_STATED PROBLEM_.
Reproduce each of the following records verbatim, line for line, without any changes.

· · · ·

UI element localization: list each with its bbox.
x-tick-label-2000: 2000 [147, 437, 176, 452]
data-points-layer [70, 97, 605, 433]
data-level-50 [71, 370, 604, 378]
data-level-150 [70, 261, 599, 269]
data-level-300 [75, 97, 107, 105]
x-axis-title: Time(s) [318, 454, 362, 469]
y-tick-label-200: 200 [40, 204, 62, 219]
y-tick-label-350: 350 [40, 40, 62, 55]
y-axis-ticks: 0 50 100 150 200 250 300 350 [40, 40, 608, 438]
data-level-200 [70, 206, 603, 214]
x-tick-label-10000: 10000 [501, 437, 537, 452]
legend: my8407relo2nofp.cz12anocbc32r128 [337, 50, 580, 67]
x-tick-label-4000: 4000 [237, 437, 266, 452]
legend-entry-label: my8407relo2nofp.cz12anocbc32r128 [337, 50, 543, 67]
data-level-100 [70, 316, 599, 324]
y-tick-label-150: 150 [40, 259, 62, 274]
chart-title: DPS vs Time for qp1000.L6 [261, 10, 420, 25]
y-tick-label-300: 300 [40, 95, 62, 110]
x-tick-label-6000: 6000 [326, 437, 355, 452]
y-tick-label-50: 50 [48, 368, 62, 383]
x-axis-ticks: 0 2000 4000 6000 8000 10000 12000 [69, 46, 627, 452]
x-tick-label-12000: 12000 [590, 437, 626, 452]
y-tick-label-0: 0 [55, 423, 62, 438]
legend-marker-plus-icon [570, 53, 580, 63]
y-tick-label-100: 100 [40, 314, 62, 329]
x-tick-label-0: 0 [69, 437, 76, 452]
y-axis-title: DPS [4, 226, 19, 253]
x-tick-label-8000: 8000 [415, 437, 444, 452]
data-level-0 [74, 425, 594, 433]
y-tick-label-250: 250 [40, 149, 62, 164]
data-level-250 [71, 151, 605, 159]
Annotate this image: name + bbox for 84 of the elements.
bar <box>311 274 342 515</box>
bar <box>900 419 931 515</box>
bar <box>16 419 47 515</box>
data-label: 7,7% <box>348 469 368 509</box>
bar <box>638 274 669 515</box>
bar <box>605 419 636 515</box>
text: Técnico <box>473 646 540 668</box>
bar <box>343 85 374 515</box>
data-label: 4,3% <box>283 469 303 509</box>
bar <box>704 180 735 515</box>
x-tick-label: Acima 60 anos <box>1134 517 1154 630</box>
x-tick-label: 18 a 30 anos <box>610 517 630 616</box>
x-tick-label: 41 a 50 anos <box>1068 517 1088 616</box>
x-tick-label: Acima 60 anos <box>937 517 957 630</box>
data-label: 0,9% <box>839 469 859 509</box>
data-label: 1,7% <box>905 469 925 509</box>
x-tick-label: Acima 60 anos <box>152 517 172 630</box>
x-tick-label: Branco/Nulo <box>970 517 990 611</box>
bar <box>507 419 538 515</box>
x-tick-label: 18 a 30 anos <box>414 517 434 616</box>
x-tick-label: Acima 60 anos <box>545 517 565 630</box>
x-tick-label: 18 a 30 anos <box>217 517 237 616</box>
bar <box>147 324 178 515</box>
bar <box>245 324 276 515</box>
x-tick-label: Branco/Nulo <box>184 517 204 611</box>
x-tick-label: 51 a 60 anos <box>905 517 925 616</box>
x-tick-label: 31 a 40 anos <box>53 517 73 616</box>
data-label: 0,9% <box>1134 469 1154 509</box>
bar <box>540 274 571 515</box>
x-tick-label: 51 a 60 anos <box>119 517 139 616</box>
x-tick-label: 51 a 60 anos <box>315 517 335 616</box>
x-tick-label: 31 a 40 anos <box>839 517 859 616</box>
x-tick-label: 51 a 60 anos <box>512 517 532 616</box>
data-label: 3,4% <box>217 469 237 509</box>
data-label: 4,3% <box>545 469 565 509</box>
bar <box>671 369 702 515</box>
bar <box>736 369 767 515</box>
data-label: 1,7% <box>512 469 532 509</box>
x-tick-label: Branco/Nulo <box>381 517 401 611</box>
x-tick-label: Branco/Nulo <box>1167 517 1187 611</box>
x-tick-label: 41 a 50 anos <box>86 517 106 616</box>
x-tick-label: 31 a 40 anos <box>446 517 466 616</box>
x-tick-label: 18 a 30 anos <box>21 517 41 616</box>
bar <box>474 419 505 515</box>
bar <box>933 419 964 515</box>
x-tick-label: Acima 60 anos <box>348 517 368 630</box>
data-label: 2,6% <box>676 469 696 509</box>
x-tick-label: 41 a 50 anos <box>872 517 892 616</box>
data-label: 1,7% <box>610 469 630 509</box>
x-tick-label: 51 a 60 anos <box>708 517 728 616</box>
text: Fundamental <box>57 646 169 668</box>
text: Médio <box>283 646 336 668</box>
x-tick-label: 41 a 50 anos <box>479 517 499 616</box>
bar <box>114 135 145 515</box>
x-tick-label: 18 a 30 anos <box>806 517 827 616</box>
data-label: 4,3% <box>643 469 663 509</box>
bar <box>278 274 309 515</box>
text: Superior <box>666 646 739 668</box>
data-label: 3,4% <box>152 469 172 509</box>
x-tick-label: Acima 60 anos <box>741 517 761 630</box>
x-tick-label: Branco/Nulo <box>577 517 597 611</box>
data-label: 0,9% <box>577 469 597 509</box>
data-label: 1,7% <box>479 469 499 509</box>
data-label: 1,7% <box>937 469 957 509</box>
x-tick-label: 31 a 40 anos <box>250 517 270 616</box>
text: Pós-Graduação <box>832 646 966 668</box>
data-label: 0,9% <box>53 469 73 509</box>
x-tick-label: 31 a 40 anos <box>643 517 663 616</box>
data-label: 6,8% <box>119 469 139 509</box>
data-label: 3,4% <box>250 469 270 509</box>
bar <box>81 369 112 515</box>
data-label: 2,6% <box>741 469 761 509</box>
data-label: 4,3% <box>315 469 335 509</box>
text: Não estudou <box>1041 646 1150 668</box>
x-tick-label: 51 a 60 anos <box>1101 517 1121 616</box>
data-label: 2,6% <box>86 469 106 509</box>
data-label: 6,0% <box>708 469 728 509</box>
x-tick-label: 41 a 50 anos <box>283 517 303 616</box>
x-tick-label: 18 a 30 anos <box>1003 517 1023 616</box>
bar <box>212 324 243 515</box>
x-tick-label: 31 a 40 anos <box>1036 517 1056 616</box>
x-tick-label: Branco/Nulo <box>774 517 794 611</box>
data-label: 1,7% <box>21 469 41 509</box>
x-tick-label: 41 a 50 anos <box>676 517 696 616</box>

· · · ·

_SOLUTION TO THE PROBLEM_.
UI element localization: list each with its bbox.
x-tick-label-2000: 2000 [147, 437, 176, 452]
data-points-layer [70, 97, 605, 433]
data-level-50 [71, 370, 604, 378]
data-level-150 [70, 261, 599, 269]
data-level-300 [75, 97, 107, 105]
x-axis-title: Time(s) [318, 454, 362, 469]
y-tick-label-200: 200 [40, 204, 62, 219]
y-tick-label-350: 350 [40, 40, 62, 55]
y-axis-ticks: 0 50 100 150 200 250 300 350 [40, 40, 608, 438]
data-level-200 [70, 206, 603, 214]
x-tick-label-10000: 10000 [501, 437, 537, 452]
legend: my8407relo2nofp.cz12anocbc32r128 [337, 50, 580, 67]
x-tick-label-4000: 4000 [237, 437, 266, 452]
legend-entry-label: my8407relo2nofp.cz12anocbc32r128 [337, 50, 543, 67]
data-level-100 [70, 316, 599, 324]
y-tick-label-150: 150 [40, 259, 62, 274]
chart-title: DPS vs Time for qp1000.L6 [261, 10, 420, 25]
y-tick-label-300: 300 [40, 95, 62, 110]
x-tick-label-6000: 6000 [326, 437, 355, 452]
y-tick-label-50: 50 [48, 368, 62, 383]
x-axis-ticks: 0 2000 4000 6000 8000 10000 12000 [69, 46, 627, 452]
x-tick-label-12000: 12000 [590, 437, 626, 452]
y-tick-label-0: 0 [55, 423, 62, 438]
legend-marker-plus-icon [570, 53, 580, 63]
y-tick-label-100: 100 [40, 314, 62, 329]
x-tick-label-0: 0 [69, 437, 76, 452]
y-axis-title: DPS [4, 226, 19, 253]
x-tick-label-8000: 8000 [415, 437, 444, 452]
data-level-0 [74, 425, 594, 433]
y-tick-label-250: 250 [40, 149, 62, 164]
data-level-250 [71, 151, 605, 159]
Annotate this image: name + bbox for 84 of the elements.
bar <box>311 274 342 515</box>
bar <box>900 419 931 515</box>
bar <box>16 419 47 515</box>
data-label: 7,7% <box>348 469 368 509</box>
bar <box>638 274 669 515</box>
bar <box>605 419 636 515</box>
text: Técnico <box>473 646 540 668</box>
bar <box>343 85 374 515</box>
data-label: 4,3% <box>283 469 303 509</box>
bar <box>704 180 735 515</box>
x-tick-label: Acima 60 anos <box>1134 517 1154 630</box>
x-tick-label: 18 a 30 anos <box>610 517 630 616</box>
x-tick-label: 41 a 50 anos <box>1068 517 1088 616</box>
x-tick-label: Acima 60 anos <box>937 517 957 630</box>
data-label: 0,9% <box>839 469 859 509</box>
data-label: 1,7% <box>905 469 925 509</box>
x-tick-label: Acima 60 anos <box>152 517 172 630</box>
x-tick-label: Branco/Nulo <box>970 517 990 611</box>
bar <box>507 419 538 515</box>
x-tick-label: 18 a 30 anos <box>414 517 434 616</box>
x-tick-label: Acima 60 anos <box>545 517 565 630</box>
x-tick-label: 18 a 30 anos <box>217 517 237 616</box>
bar <box>147 324 178 515</box>
bar <box>245 324 276 515</box>
x-tick-label: Branco/Nulo <box>184 517 204 611</box>
x-tick-label: 51 a 60 anos <box>905 517 925 616</box>
x-tick-label: 31 a 40 anos <box>53 517 73 616</box>
data-label: 0,9% <box>1134 469 1154 509</box>
bar <box>540 274 571 515</box>
x-tick-label: 51 a 60 anos <box>119 517 139 616</box>
x-tick-label: 51 a 60 anos <box>315 517 335 616</box>
x-tick-label: 31 a 40 anos <box>839 517 859 616</box>
x-tick-label: 51 a 60 anos <box>512 517 532 616</box>
data-label: 3,4% <box>217 469 237 509</box>
data-label: 4,3% <box>545 469 565 509</box>
bar <box>671 369 702 515</box>
bar <box>736 369 767 515</box>
data-label: 1,7% <box>512 469 532 509</box>
x-tick-label: Branco/Nulo <box>381 517 401 611</box>
x-tick-label: Branco/Nulo <box>1167 517 1187 611</box>
x-tick-label: 41 a 50 anos <box>86 517 106 616</box>
x-tick-label: 31 a 40 anos <box>446 517 466 616</box>
x-tick-label: 18 a 30 anos <box>21 517 41 616</box>
bar <box>474 419 505 515</box>
bar <box>933 419 964 515</box>
x-tick-label: Acima 60 anos <box>348 517 368 630</box>
data-label: 2,6% <box>676 469 696 509</box>
x-tick-label: 41 a 50 anos <box>872 517 892 616</box>
data-label: 1,7% <box>610 469 630 509</box>
x-tick-label: 51 a 60 anos <box>708 517 728 616</box>
text: Fundamental <box>57 646 169 668</box>
text: Médio <box>283 646 336 668</box>
x-tick-label: 41 a 50 anos <box>479 517 499 616</box>
bar <box>114 135 145 515</box>
x-tick-label: 18 a 30 anos <box>806 517 827 616</box>
data-label: 4,3% <box>643 469 663 509</box>
bar <box>278 274 309 515</box>
text: Superior <box>666 646 739 668</box>
data-label: 3,4% <box>152 469 172 509</box>
x-tick-label: Acima 60 anos <box>741 517 761 630</box>
x-tick-label: Branco/Nulo <box>577 517 597 611</box>
data-label: 0,9% <box>577 469 597 509</box>
data-label: 1,7% <box>479 469 499 509</box>
data-label: 1,7% <box>937 469 957 509</box>
x-tick-label: 31 a 40 anos <box>250 517 270 616</box>
text: Pós-Graduação <box>832 646 966 668</box>
data-label: 0,9% <box>53 469 73 509</box>
x-tick-label: 31 a 40 anos <box>643 517 663 616</box>
data-label: 6,8% <box>119 469 139 509</box>
data-label: 3,4% <box>250 469 270 509</box>
bar <box>81 369 112 515</box>
data-label: 2,6% <box>741 469 761 509</box>
data-label: 4,3% <box>315 469 335 509</box>
text: Não estudou <box>1041 646 1150 668</box>
x-tick-label: 51 a 60 anos <box>1101 517 1121 616</box>
data-label: 2,6% <box>86 469 106 509</box>
data-label: 6,0% <box>708 469 728 509</box>
x-tick-label: 41 a 50 anos <box>283 517 303 616</box>
x-tick-label: 18 a 30 anos <box>1003 517 1023 616</box>
bar <box>212 324 243 515</box>
x-tick-label: 31 a 40 anos <box>1036 517 1056 616</box>
x-tick-label: Branco/Nulo <box>774 517 794 611</box>
data-label: 1,7% <box>21 469 41 509</box>
x-tick-label: 41 a 50 anos <box>676 517 696 616</box>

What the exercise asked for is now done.